-- PROVIDED ENTRIES start --

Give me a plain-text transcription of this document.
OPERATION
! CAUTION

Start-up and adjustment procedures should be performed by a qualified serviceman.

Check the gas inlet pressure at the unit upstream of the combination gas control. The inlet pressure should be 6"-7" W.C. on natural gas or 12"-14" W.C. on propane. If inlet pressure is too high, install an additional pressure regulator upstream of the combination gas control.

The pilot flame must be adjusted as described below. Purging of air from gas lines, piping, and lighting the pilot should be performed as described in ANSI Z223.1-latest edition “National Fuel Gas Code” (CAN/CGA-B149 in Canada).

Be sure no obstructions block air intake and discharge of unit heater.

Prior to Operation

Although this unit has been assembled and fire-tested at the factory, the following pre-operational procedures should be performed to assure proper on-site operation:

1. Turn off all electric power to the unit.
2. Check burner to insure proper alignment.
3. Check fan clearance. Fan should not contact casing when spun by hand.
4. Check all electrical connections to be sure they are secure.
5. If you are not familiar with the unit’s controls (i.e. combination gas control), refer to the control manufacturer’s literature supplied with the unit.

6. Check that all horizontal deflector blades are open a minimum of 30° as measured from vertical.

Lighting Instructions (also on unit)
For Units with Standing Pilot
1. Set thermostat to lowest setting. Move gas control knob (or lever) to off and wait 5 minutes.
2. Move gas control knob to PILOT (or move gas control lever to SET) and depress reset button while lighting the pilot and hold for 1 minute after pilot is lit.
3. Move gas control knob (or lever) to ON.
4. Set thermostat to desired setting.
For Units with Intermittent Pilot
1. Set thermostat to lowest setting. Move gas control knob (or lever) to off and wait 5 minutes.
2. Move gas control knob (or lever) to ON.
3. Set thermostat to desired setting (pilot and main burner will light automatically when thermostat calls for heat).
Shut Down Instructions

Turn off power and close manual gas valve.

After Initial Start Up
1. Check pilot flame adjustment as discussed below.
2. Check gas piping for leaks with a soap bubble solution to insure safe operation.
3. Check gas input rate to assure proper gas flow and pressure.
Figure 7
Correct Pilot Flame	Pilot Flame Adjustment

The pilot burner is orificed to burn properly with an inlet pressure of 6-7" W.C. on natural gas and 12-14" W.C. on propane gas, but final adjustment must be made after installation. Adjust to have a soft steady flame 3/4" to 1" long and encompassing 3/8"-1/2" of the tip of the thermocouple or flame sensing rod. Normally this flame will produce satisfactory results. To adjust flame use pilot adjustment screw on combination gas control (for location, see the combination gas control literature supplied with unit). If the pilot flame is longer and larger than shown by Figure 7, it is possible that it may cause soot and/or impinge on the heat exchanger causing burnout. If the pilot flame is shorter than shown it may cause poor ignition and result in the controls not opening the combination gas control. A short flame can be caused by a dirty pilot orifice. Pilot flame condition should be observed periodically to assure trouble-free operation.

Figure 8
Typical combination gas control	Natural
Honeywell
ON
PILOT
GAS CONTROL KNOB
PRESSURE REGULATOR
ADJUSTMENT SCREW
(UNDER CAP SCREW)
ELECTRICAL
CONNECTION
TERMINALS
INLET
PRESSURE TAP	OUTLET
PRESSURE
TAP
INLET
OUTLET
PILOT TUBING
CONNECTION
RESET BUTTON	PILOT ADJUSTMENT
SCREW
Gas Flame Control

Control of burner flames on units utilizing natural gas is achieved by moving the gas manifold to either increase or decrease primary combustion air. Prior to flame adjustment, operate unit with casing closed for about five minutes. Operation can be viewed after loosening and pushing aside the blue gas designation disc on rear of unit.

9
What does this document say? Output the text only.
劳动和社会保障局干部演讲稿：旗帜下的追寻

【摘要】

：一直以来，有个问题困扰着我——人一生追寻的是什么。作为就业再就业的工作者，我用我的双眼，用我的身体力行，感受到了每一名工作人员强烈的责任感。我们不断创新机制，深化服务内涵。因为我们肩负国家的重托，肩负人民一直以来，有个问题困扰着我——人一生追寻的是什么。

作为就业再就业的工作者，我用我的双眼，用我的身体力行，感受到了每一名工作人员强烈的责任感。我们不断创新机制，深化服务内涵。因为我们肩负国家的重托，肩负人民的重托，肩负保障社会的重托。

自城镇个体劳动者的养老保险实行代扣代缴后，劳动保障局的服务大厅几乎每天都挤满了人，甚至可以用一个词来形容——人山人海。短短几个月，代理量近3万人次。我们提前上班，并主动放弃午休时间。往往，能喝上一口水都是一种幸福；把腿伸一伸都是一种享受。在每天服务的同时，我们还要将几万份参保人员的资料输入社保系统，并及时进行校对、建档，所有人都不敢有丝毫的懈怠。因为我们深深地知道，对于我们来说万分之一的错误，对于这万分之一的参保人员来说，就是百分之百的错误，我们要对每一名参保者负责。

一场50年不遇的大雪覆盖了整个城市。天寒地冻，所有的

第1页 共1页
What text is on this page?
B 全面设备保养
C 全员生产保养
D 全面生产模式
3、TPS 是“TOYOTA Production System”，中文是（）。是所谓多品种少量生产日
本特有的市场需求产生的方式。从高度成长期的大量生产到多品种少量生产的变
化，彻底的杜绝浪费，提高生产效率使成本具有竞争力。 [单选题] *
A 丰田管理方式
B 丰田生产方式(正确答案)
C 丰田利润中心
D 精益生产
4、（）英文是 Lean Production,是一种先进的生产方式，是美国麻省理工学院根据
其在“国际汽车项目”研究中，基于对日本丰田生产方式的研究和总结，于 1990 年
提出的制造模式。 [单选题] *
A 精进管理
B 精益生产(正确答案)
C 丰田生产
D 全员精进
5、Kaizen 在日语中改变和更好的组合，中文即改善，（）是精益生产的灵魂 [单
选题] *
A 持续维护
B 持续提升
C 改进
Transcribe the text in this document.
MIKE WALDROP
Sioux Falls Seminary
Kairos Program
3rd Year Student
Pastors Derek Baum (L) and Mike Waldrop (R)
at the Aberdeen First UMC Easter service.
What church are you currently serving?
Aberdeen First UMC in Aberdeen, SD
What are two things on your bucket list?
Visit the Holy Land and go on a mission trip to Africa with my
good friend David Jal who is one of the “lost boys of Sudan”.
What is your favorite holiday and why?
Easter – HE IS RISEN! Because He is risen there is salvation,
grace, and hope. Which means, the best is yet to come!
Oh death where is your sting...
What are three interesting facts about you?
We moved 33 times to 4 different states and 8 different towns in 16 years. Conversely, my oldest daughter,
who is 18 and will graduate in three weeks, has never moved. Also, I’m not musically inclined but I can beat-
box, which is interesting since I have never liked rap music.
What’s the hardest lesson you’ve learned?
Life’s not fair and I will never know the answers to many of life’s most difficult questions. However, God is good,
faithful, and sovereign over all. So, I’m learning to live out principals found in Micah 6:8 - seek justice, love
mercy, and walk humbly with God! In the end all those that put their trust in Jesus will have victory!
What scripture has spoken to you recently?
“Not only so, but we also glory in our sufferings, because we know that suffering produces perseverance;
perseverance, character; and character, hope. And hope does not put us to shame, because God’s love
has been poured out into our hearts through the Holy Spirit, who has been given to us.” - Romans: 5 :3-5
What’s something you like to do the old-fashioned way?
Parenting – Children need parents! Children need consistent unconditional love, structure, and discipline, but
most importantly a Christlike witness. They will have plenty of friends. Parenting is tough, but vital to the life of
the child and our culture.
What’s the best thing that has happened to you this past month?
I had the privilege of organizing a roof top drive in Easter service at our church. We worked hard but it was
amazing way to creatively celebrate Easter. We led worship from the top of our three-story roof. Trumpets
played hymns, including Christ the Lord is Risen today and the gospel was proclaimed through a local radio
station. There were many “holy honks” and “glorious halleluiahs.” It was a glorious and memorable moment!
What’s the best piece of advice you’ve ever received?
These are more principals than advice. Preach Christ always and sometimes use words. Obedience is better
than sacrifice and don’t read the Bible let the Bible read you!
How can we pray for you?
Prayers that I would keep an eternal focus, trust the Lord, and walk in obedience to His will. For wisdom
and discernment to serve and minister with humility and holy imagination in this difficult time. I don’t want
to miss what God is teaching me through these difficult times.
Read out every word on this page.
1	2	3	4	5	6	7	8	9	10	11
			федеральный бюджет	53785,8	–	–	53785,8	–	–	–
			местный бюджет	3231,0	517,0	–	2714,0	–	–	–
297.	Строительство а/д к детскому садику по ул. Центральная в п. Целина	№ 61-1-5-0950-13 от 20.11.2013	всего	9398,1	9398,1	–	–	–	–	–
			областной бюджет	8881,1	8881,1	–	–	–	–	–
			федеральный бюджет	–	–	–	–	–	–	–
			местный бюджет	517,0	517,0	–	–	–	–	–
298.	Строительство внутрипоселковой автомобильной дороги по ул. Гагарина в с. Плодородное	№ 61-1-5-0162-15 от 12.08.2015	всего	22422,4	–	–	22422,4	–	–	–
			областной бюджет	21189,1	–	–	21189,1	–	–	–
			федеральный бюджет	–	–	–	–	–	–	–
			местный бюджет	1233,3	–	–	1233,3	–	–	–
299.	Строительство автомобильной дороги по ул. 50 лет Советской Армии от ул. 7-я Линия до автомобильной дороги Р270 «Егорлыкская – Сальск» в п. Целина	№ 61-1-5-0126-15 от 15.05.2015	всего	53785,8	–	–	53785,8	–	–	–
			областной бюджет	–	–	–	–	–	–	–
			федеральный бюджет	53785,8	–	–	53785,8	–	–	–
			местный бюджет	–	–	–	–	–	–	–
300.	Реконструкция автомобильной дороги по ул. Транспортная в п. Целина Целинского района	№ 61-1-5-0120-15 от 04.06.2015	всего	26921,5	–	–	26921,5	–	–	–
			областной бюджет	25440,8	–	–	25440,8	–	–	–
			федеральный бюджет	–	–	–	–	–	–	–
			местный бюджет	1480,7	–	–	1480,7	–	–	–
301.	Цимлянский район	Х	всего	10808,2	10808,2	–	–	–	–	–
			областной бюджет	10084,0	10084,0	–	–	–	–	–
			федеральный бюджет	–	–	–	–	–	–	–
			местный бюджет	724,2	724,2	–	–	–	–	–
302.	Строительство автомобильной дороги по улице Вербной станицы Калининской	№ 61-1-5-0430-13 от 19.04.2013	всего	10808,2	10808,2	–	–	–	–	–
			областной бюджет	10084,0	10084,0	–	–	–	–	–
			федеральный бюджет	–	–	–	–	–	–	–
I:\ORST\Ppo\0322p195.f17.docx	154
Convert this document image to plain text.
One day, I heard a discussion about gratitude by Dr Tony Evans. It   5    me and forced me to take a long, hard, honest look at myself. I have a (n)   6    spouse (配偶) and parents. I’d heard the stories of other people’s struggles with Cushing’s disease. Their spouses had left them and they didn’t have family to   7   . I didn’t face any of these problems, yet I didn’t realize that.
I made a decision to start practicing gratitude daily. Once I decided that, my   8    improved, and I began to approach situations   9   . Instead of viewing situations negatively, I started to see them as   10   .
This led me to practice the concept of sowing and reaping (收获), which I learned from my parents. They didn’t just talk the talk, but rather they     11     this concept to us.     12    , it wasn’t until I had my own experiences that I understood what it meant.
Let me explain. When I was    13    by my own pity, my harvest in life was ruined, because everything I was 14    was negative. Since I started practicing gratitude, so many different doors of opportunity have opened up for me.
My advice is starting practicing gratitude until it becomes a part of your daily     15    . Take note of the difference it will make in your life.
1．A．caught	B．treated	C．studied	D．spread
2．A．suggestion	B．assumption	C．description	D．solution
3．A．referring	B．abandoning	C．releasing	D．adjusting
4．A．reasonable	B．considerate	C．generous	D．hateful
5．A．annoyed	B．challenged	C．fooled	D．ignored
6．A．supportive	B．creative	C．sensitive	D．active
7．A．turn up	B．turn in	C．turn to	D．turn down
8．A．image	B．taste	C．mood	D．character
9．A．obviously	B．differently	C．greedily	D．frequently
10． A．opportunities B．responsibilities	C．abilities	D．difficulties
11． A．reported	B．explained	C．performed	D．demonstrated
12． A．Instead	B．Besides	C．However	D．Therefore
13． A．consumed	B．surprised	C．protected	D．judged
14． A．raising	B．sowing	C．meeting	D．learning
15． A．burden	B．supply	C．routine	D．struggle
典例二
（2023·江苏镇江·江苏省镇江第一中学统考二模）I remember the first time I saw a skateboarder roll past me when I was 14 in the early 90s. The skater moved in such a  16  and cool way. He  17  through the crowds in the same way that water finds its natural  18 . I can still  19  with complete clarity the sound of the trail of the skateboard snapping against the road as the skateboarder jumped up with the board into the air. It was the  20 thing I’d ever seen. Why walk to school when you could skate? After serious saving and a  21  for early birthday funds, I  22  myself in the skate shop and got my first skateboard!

-- PROVIDED ENTRIES end --

AIM OF THE EXERCISE: Which lines contain the word "document"? Copy each one.

COMPLETED EXERCISE:
Give me a plain-text transcription of this document.
What does this document say? Output the text only.
Transcribe the text in this document.
Convert this document image to plain text.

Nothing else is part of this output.